* [TASK DESCRIPTION] Repeat each entry word for word. Leave any images out of the copy.

─── SOURCE RECORDS ───

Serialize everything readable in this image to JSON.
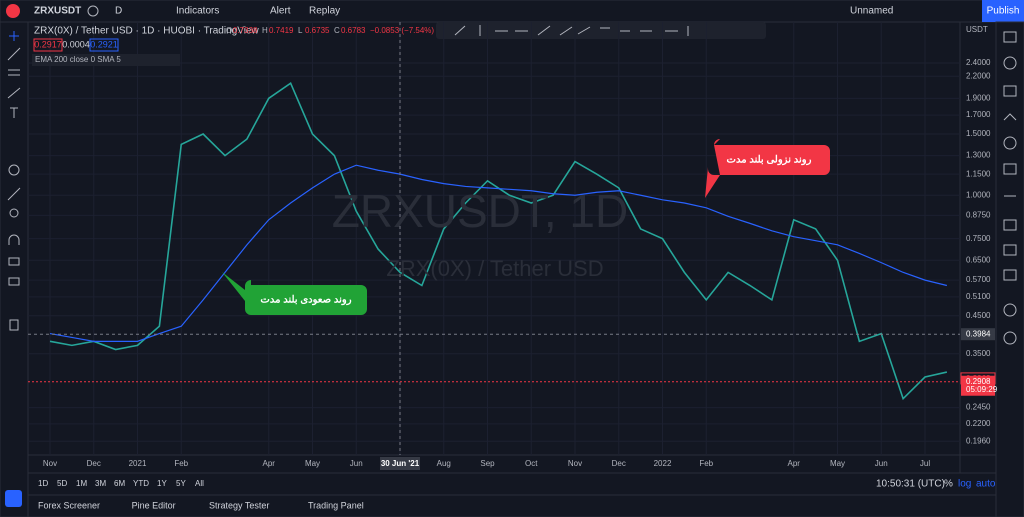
{
  "toolbar": {
    "symbol": "ZRXUSDT",
    "interval": "D",
    "indicators": "Indicators",
    "alert": "Alert",
    "replay": "Replay",
    "layout": "Unnamed",
    "publish": "Publish"
  },
  "legend": {
    "title": "ZRX(0X) / Tether USD · 1D · HUOBI · TradingView",
    "ohlc": [
      {
        "label": "O",
        "value": "0.7338"
      },
      {
        "label": "H",
        "value": "0.7419"
      },
      {
        "label": "L",
        "value": "0.6735"
      },
      {
        "label": "C",
        "value": "0.6783"
      }
    ],
    "change": "−0.0853 (−7.54%)",
    "bid": "0.2917",
    "spread": "0.0004",
    "ask": "0.2921",
    "indicator": "EMA 200 close 0 SMA 5"
  },
  "watermark": {
    "symbol": "ZRXUSDT, 1D",
    "name": "ZRX(0X) / Tether USD"
  },
  "chart_data": {
    "type": "line",
    "log": true,
    "currency": "USDT",
    "categories": [
      "Nov",
      null,
      "Dec",
      null,
      "2021",
      null,
      "Feb",
      null,
      null,
      null,
      "Apr",
      null,
      "May",
      null,
      "Jun",
      null,
      "30 Jun '21",
      null,
      "Aug",
      null,
      "Sep",
      null,
      "Oct",
      null,
      "Nov",
      null,
      "Dec",
      null,
      "2022",
      null,
      "Feb",
      null,
      null,
      null,
      "Apr",
      null,
      "May",
      null,
      "Jun",
      null,
      "Jul",
      null
    ],
    "series": [
      {
        "color": "#26a69a",
        "values": [
          0.38,
          0.37,
          0.38,
          0.36,
          0.37,
          0.42,
          1.4,
          1.5,
          1.3,
          1.45,
          1.9,
          2.1,
          1.5,
          1.3,
          0.9,
          0.7,
          0.6,
          0.55,
          0.8,
          0.95,
          1.1,
          1.0,
          0.95,
          1.0,
          1.25,
          1.15,
          1.05,
          0.8,
          0.75,
          0.6,
          0.5,
          0.6,
          0.55,
          0.5,
          0.85,
          0.8,
          0.65,
          0.38,
          0.4,
          0.26,
          0.3,
          0.31
        ]
      },
      {
        "color": "#2962ff",
        "values": [
          0.4,
          0.39,
          0.38,
          0.38,
          0.38,
          0.4,
          0.42,
          0.5,
          0.6,
          0.72,
          0.85,
          0.95,
          1.05,
          1.15,
          1.22,
          1.18,
          1.15,
          1.11,
          1.08,
          1.06,
          1.05,
          1.04,
          1.03,
          1.01,
          1.0,
          1.02,
          1.03,
          1.0,
          0.97,
          0.95,
          0.92,
          0.87,
          0.83,
          0.79,
          0.76,
          0.74,
          0.72,
          0.68,
          0.64,
          0.6,
          0.57,
          0.55
        ]
      }
    ],
    "ylim": [
      0.179,
      3.15
    ],
    "yticks": [
      {
        "value": 2.4,
        "label": "2.4000"
      },
      {
        "value": 2.2,
        "label": "2.2000"
      },
      {
        "value": 1.9,
        "label": "1.9000"
      },
      {
        "value": 1.7,
        "label": "1.7000"
      },
      {
        "value": 1.5,
        "label": "1.5000"
      },
      {
        "value": 1.3,
        "label": "1.3000"
      },
      {
        "value": 1.15,
        "label": "1.1500"
      },
      {
        "value": 1,
        "label": "1.0000"
      },
      {
        "value": 0.875,
        "label": "0.8750"
      },
      {
        "value": 0.75,
        "label": "0.7500"
      },
      {
        "value": 0.65,
        "label": "0.6500"
      },
      {
        "value": 0.57,
        "label": "0.5700"
      },
      {
        "value": 0.51,
        "label": "0.5100"
      },
      {
        "value": 0.45,
        "label": "0.4500"
      },
      {
        "value": 0.35,
        "label": "0.3500"
      },
      {
        "value": 0.245,
        "label": "0.2450"
      },
      {
        "value": 0.22,
        "label": "0.2200"
      },
      {
        "value": 0.196,
        "label": "0.1960"
      }
    ],
    "crosshair": {
      "value": 0.3984,
      "label": "0.3984"
    },
    "prev_close": {
      "value": 0.2963,
      "label": "0.2963"
    },
    "last_price": {
      "value": 0.2908,
      "label": "0.2908"
    },
    "countdown": "05:09:29",
    "annotations": [
      {
        "text": "روند صعودی بلند مدت",
        "color": "#21a336"
      },
      {
        "text": "روند نزولی بلند مدت",
        "color": "#f23645"
      }
    ]
  },
  "bottom": {
    "ranges": [
      "1D",
      "5D",
      "1M",
      "3M",
      "6M",
      "YTD",
      "1Y",
      "5Y",
      "All"
    ],
    "time": "10:50:31 (UTC)",
    "percent": "%",
    "log": "log",
    "auto": "auto",
    "tabs": [
      "Forex Screener",
      "Pine Editor",
      "Strategy Tester",
      "Trading Panel"
    ]
  }
}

───

* [COMPLETED TASK]
Serialize everything readable in this image to JSON.
{
  "toolbar": {
    "symbol": "ZRXUSDT",
    "interval": "D",
    "indicators": "Indicators",
    "alert": "Alert",
    "replay": "Replay",
    "layout": "Unnamed",
    "publish": "Publish"
  },
  "legend": {
    "title": "ZRX(0X) / Tether USD · 1D · HUOBI · TradingView",
    "ohlc": [
      {
        "label": "O",
        "value": "0.7338"
      },
      {
        "label": "H",
        "value": "0.7419"
      },
      {
        "label": "L",
        "value": "0.6735"
      },
      {
        "label": "C",
        "value": "0.6783"
      }
    ],
    "change": "−0.0853 (−7.54%)",
    "bid": "0.2917",
    "spread": "0.0004",
    "ask": "0.2921",
    "indicator": "EMA 200 close 0 SMA 5"
  },
  "watermark": {
    "symbol": "ZRXUSDT, 1D",
    "name": "ZRX(0X) / Tether USD"
  },
  "chart_data": {
    "type": "line",
    "log": true,
    "currency": "USDT",
    "categories": [
      "Nov",
      null,
      "Dec",
      null,
      "2021",
      null,
      "Feb",
      null,
      null,
      null,
      "Apr",
      null,
      "May",
      null,
      "Jun",
      null,
      "30 Jun '21",
      null,
      "Aug",
      null,
      "Sep",
      null,
      "Oct",
      null,
      "Nov",
      null,
      "Dec",
      null,
      "2022",
      null,
      "Feb",
      null,
      null,
      null,
      "Apr",
      null,
      "May",
      null,
      "Jun",
      null,
      "Jul",
      null
    ],
    "series": [
      {
        "color": "#26a69a",
        "values": [
          0.38,
          0.37,
          0.38,
          0.36,
          0.37,
          0.42,
          1.4,
          1.5,
          1.3,
          1.45,
          1.9,
          2.1,
          1.5,
          1.3,
          0.9,
          0.7,
          0.6,
          0.55,
          0.8,
          0.95,
          1.1,
          1.0,
          0.95,
          1.0,
          1.25,
          1.15,
          1.05,
          0.8,
          0.75,
          0.6,
          0.5,
          0.6,
          0.55,
          0.5,
          0.85,
          0.8,
          0.65,
          0.38,
          0.4,
          0.26,
          0.3,
          0.31
        ]
      },
      {
        "color": "#2962ff",
        "values": [
          0.4,
          0.39,
          0.38,
          0.38,
          0.38,
          0.4,
          0.42,
          0.5,
          0.6,
          0.72,
          0.85,
          0.95,
          1.05,
          1.15,
          1.22,
          1.18,
          1.15,
          1.11,
          1.08,
          1.06,
          1.05,
          1.04,
          1.03,
          1.01,
          1.0,
          1.02,
          1.03,
          1.0,
          0.97,
          0.95,
          0.92,
          0.87,
          0.83,
          0.79,
          0.76,
          0.74,
          0.72,
          0.68,
          0.64,
          0.6,
          0.57,
          0.55
        ]
      }
    ],
    "ylim": [
      0.179,
      3.15
    ],
    "yticks": [
      {
        "value": 2.4,
        "label": "2.4000"
      },
      {
        "value": 2.2,
        "label": "2.2000"
      },
      {
        "value": 1.9,
        "label": "1.9000"
      },
      {
        "value": 1.7,
        "label": "1.7000"
      },
      {
        "value": 1.5,
        "label": "1.5000"
      },
      {
        "value": 1.3,
        "label": "1.3000"
      },
      {
        "value": 1.15,
        "label": "1.1500"
      },
      {
        "value": 1,
        "label": "1.0000"
      },
      {
        "value": 0.875,
        "label": "0.8750"
      },
      {
        "value": 0.75,
        "label": "0.7500"
      },
      {
        "value": 0.65,
        "label": "0.6500"
      },
      {
        "value": 0.57,
        "label": "0.5700"
      },
      {
        "value": 0.51,
        "label": "0.5100"
      },
      {
        "value": 0.45,
        "label": "0.4500"
      },
      {
        "value": 0.35,
        "label": "0.3500"
      },
      {
        "value": 0.245,
        "label": "0.2450"
      },
      {
        "value": 0.22,
        "label": "0.2200"
      },
      {
        "value": 0.196,
        "label": "0.1960"
      }
    ],
    "crosshair": {
      "value": 0.3984,
      "label": "0.3984"
    },
    "prev_close": {
      "value": 0.2963,
      "label": "0.2963"
    },
    "last_price": {
      "value": 0.2908,
      "label": "0.2908"
    },
    "countdown": "05:09:29",
    "annotations": [
      {
        "text": "روند صعودی بلند مدت",
        "color": "#21a336"
      },
      {
        "text": "روند نزولی بلند مدت",
        "color": "#f23645"
      }
    ]
  },
  "bottom": {
    "ranges": [
      "1D",
      "5D",
      "1M",
      "3M",
      "6M",
      "YTD",
      "1Y",
      "5Y",
      "All"
    ],
    "time": "10:50:31 (UTC)",
    "percent": "%",
    "log": "log",
    "auto": "auto",
    "tabs": [
      "Forex Screener",
      "Pine Editor",
      "Strategy Tester",
      "Trading Panel"
    ]
  }
}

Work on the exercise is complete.